» Directions for this task
Transcribe all the entries word for word, skipping the pictures.

» Supplied data
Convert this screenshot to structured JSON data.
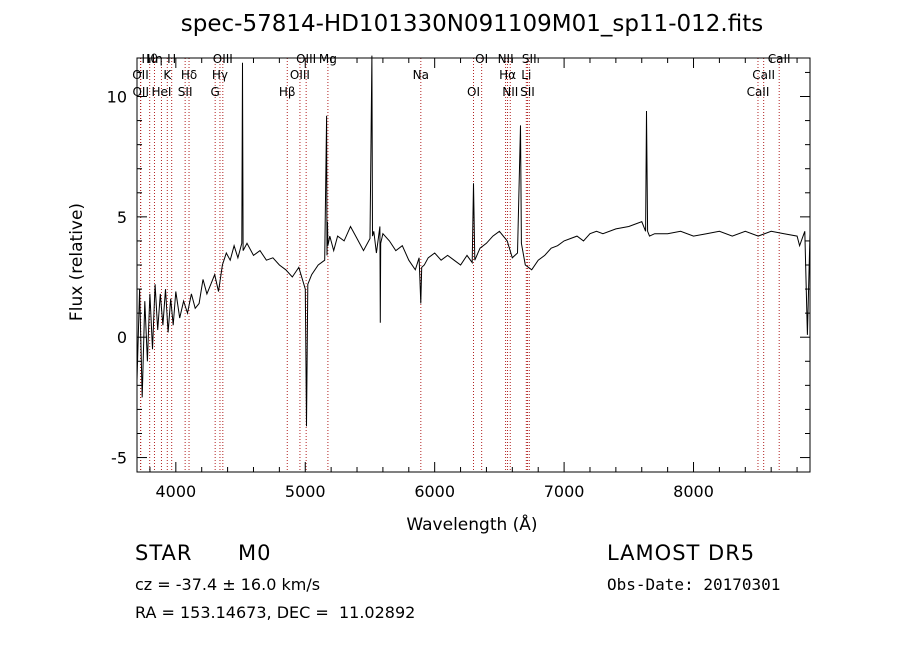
{
  "chart_data": {
    "type": "line",
    "title": "spec-57814-HD101330N091109M01_sp11-012.fits",
    "xlabel": "Wavelength (Å)",
    "ylabel": "Flux (relative)",
    "xlim": [
      3700,
      8900
    ],
    "ylim": [
      -5.6,
      11.6
    ],
    "xticks": [
      4000,
      5000,
      6000,
      7000,
      8000
    ],
    "yticks": [
      -5,
      0,
      5,
      10
    ],
    "grid": false,
    "series": [
      {
        "x": [
          3700,
          3720,
          3740,
          3760,
          3780,
          3800,
          3820,
          3840,
          3860,
          3880,
          3900,
          3920,
          3940,
          3960,
          3980,
          4000,
          4030,
          4060,
          4090,
          4120,
          4150,
          4180,
          4210,
          4240,
          4270,
          4300,
          4330,
          4360,
          4390,
          4420,
          4450,
          4480,
          4510,
          4515,
          4520,
          4550,
          4600,
          4650,
          4700,
          4750,
          4800,
          4850,
          4900,
          4950,
          5000,
          5010,
          5020,
          5050,
          5100,
          5150,
          5165,
          5168,
          5172,
          5175,
          5190,
          5220,
          5250,
          5300,
          5350,
          5400,
          5450,
          5500,
          5515,
          5520,
          5530,
          5550,
          5577,
          5580,
          5583,
          5600,
          5650,
          5700,
          5750,
          5800,
          5850,
          5880,
          5893,
          5900,
          5920,
          5950,
          6000,
          6050,
          6100,
          6150,
          6200,
          6250,
          6290,
          6300,
          6310,
          6350,
          6400,
          6450,
          6500,
          6560,
          6600,
          6640,
          6663,
          6670,
          6700,
          6750,
          6800,
          6850,
          6900,
          6950,
          7000,
          7050,
          7100,
          7150,
          7200,
          7250,
          7300,
          7400,
          7500,
          7600,
          7630,
          7637,
          7645,
          7660,
          7700,
          7800,
          7900,
          8000,
          8100,
          8200,
          8300,
          8400,
          8500,
          8600,
          8700,
          8800,
          8820,
          8860,
          8880,
          8900
        ],
        "y": [
          -1.8,
          2.0,
          -2.5,
          1.5,
          -1.0,
          1.8,
          -0.5,
          2.2,
          0.3,
          1.8,
          0.5,
          2.0,
          0.2,
          1.6,
          0.5,
          1.9,
          0.8,
          1.5,
          1.0,
          1.8,
          1.2,
          1.4,
          2.4,
          1.8,
          2.2,
          2.6,
          1.9,
          3.0,
          3.5,
          3.2,
          3.8,
          3.3,
          3.9,
          11.4,
          3.6,
          3.9,
          3.4,
          3.6,
          3.2,
          3.3,
          3.0,
          2.8,
          2.5,
          2.9,
          2.0,
          -3.7,
          2.2,
          2.6,
          3.0,
          3.2,
          9.2,
          3.4,
          4.8,
          3.8,
          4.2,
          3.6,
          4.2,
          4.0,
          4.6,
          4.1,
          3.6,
          4.1,
          11.7,
          4.2,
          4.4,
          3.5,
          4.6,
          0.6,
          3.9,
          4.3,
          4.0,
          3.6,
          3.8,
          3.2,
          2.8,
          3.3,
          1.4,
          2.9,
          3.0,
          3.3,
          3.5,
          3.2,
          3.4,
          3.2,
          3.0,
          3.4,
          3.1,
          6.4,
          3.2,
          3.7,
          3.9,
          4.2,
          4.4,
          4.0,
          3.3,
          3.5,
          8.8,
          3.9,
          3.0,
          2.8,
          3.2,
          3.4,
          3.7,
          3.8,
          4.0,
          4.1,
          4.2,
          4.0,
          4.3,
          4.4,
          4.3,
          4.5,
          4.6,
          4.8,
          4.4,
          9.4,
          4.4,
          4.2,
          4.3,
          4.3,
          4.4,
          4.2,
          4.3,
          4.4,
          4.2,
          4.4,
          4.2,
          4.4,
          4.3,
          4.2,
          3.8,
          4.4,
          0.1,
          4.3
        ]
      }
    ],
    "lines": [
      {
        "label": "Hθ",
        "x": 3798
      },
      {
        "label": "OII",
        "x": 3727
      },
      {
        "label": "OII",
        "x": 3729
      },
      {
        "label": "Hη",
        "x": 3835
      },
      {
        "label": "K",
        "x": 3934
      },
      {
        "label": "HeI",
        "x": 3889
      },
      {
        "label": "H",
        "x": 3968
      },
      {
        "label": "Hδ",
        "x": 4102
      },
      {
        "label": "SII",
        "x": 4072
      },
      {
        "label": "OIII",
        "x": 4363
      },
      {
        "label": "Hγ",
        "x": 4341
      },
      {
        "label": "G",
        "x": 4304
      },
      {
        "label": "OIII",
        "x": 5007
      },
      {
        "label": "OIII",
        "x": 4959
      },
      {
        "label": "Hβ",
        "x": 4861
      },
      {
        "label": "Mg",
        "x": 5175
      },
      {
        "label": "Na",
        "x": 5893
      },
      {
        "label": "OI",
        "x": 6300
      },
      {
        "label": "OI",
        "x": 6363
      },
      {
        "label": "Hα",
        "x": 6563
      },
      {
        "label": "SII",
        "x": 6717
      },
      {
        "label": "NII",
        "x": 6548
      },
      {
        "label": "Li",
        "x": 6708
      },
      {
        "label": "NII",
        "x": 6584
      },
      {
        "label": "SII",
        "x": 6731
      },
      {
        "label": "CaII",
        "x": 8542
      },
      {
        "label": "CaII",
        "x": 8498
      },
      {
        "label": "CaII",
        "x": 8662
      }
    ]
  },
  "info": {
    "obj_class": "STAR",
    "subclass": "M0",
    "survey": "LAMOST DR5",
    "cz": "cz = -37.4 ± 16.0 km/s",
    "obs_date": "Obs-Date: 20170301",
    "coords": "RA = 153.14673, DEC =  11.02892"
  }
}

» Completed task
Convert this screenshot to structured JSON data.
{
  "chart_data": {
    "type": "line",
    "title": "spec-57814-HD101330N091109M01_sp11-012.fits",
    "xlabel": "Wavelength (Å)",
    "ylabel": "Flux (relative)",
    "xlim": [
      3700,
      8900
    ],
    "ylim": [
      -5.6,
      11.6
    ],
    "xticks": [
      4000,
      5000,
      6000,
      7000,
      8000
    ],
    "yticks": [
      -5,
      0,
      5,
      10
    ],
    "grid": false,
    "series": [
      {
        "x": [
          3700,
          3720,
          3740,
          3760,
          3780,
          3800,
          3820,
          3840,
          3860,
          3880,
          3900,
          3920,
          3940,
          3960,
          3980,
          4000,
          4030,
          4060,
          4090,
          4120,
          4150,
          4180,
          4210,
          4240,
          4270,
          4300,
          4330,
          4360,
          4390,
          4420,
          4450,
          4480,
          4510,
          4515,
          4520,
          4550,
          4600,
          4650,
          4700,
          4750,
          4800,
          4850,
          4900,
          4950,
          5000,
          5010,
          5020,
          5050,
          5100,
          5150,
          5165,
          5168,
          5172,
          5175,
          5190,
          5220,
          5250,
          5300,
          5350,
          5400,
          5450,
          5500,
          5515,
          5520,
          5530,
          5550,
          5577,
          5580,
          5583,
          5600,
          5650,
          5700,
          5750,
          5800,
          5850,
          5880,
          5893,
          5900,
          5920,
          5950,
          6000,
          6050,
          6100,
          6150,
          6200,
          6250,
          6290,
          6300,
          6310,
          6350,
          6400,
          6450,
          6500,
          6560,
          6600,
          6640,
          6663,
          6670,
          6700,
          6750,
          6800,
          6850,
          6900,
          6950,
          7000,
          7050,
          7100,
          7150,
          7200,
          7250,
          7300,
          7400,
          7500,
          7600,
          7630,
          7637,
          7645,
          7660,
          7700,
          7800,
          7900,
          8000,
          8100,
          8200,
          8300,
          8400,
          8500,
          8600,
          8700,
          8800,
          8820,
          8860,
          8880,
          8900
        ],
        "y": [
          -1.8,
          2.0,
          -2.5,
          1.5,
          -1.0,
          1.8,
          -0.5,
          2.2,
          0.3,
          1.8,
          0.5,
          2.0,
          0.2,
          1.6,
          0.5,
          1.9,
          0.8,
          1.5,
          1.0,
          1.8,
          1.2,
          1.4,
          2.4,
          1.8,
          2.2,
          2.6,
          1.9,
          3.0,
          3.5,
          3.2,
          3.8,
          3.3,
          3.9,
          11.4,
          3.6,
          3.9,
          3.4,
          3.6,
          3.2,
          3.3,
          3.0,
          2.8,
          2.5,
          2.9,
          2.0,
          -3.7,
          2.2,
          2.6,
          3.0,
          3.2,
          9.2,
          3.4,
          4.8,
          3.8,
          4.2,
          3.6,
          4.2,
          4.0,
          4.6,
          4.1,
          3.6,
          4.1,
          11.7,
          4.2,
          4.4,
          3.5,
          4.6,
          0.6,
          3.9,
          4.3,
          4.0,
          3.6,
          3.8,
          3.2,
          2.8,
          3.3,
          1.4,
          2.9,
          3.0,
          3.3,
          3.5,
          3.2,
          3.4,
          3.2,
          3.0,
          3.4,
          3.1,
          6.4,
          3.2,
          3.7,
          3.9,
          4.2,
          4.4,
          4.0,
          3.3,
          3.5,
          8.8,
          3.9,
          3.0,
          2.8,
          3.2,
          3.4,
          3.7,
          3.8,
          4.0,
          4.1,
          4.2,
          4.0,
          4.3,
          4.4,
          4.3,
          4.5,
          4.6,
          4.8,
          4.4,
          9.4,
          4.4,
          4.2,
          4.3,
          4.3,
          4.4,
          4.2,
          4.3,
          4.4,
          4.2,
          4.4,
          4.2,
          4.4,
          4.3,
          4.2,
          3.8,
          4.4,
          0.1,
          4.3
        ]
      }
    ],
    "lines": [
      {
        "label": "Hθ",
        "x": 3798
      },
      {
        "label": "OII",
        "x": 3727
      },
      {
        "label": "OII",
        "x": 3729
      },
      {
        "label": "Hη",
        "x": 3835
      },
      {
        "label": "K",
        "x": 3934
      },
      {
        "label": "HeI",
        "x": 3889
      },
      {
        "label": "H",
        "x": 3968
      },
      {
        "label": "Hδ",
        "x": 4102
      },
      {
        "label": "SII",
        "x": 4072
      },
      {
        "label": "OIII",
        "x": 4363
      },
      {
        "label": "Hγ",
        "x": 4341
      },
      {
        "label": "G",
        "x": 4304
      },
      {
        "label": "OIII",
        "x": 5007
      },
      {
        "label": "OIII",
        "x": 4959
      },
      {
        "label": "Hβ",
        "x": 4861
      },
      {
        "label": "Mg",
        "x": 5175
      },
      {
        "label": "Na",
        "x": 5893
      },
      {
        "label": "OI",
        "x": 6300
      },
      {
        "label": "OI",
        "x": 6363
      },
      {
        "label": "Hα",
        "x": 6563
      },
      {
        "label": "SII",
        "x": 6717
      },
      {
        "label": "NII",
        "x": 6548
      },
      {
        "label": "Li",
        "x": 6708
      },
      {
        "label": "NII",
        "x": 6584
      },
      {
        "label": "SII",
        "x": 6731
      },
      {
        "label": "CaII",
        "x": 8542
      },
      {
        "label": "CaII",
        "x": 8498
      },
      {
        "label": "CaII",
        "x": 8662
      }
    ]
  },
  "info": {
    "obj_class": "STAR",
    "subclass": "M0",
    "survey": "LAMOST DR5",
    "cz": "cz = -37.4 ± 16.0 km/s",
    "obs_date": "Obs-Date: 20170301",
    "coords": "RA = 153.14673, DEC =  11.02892"
  }
}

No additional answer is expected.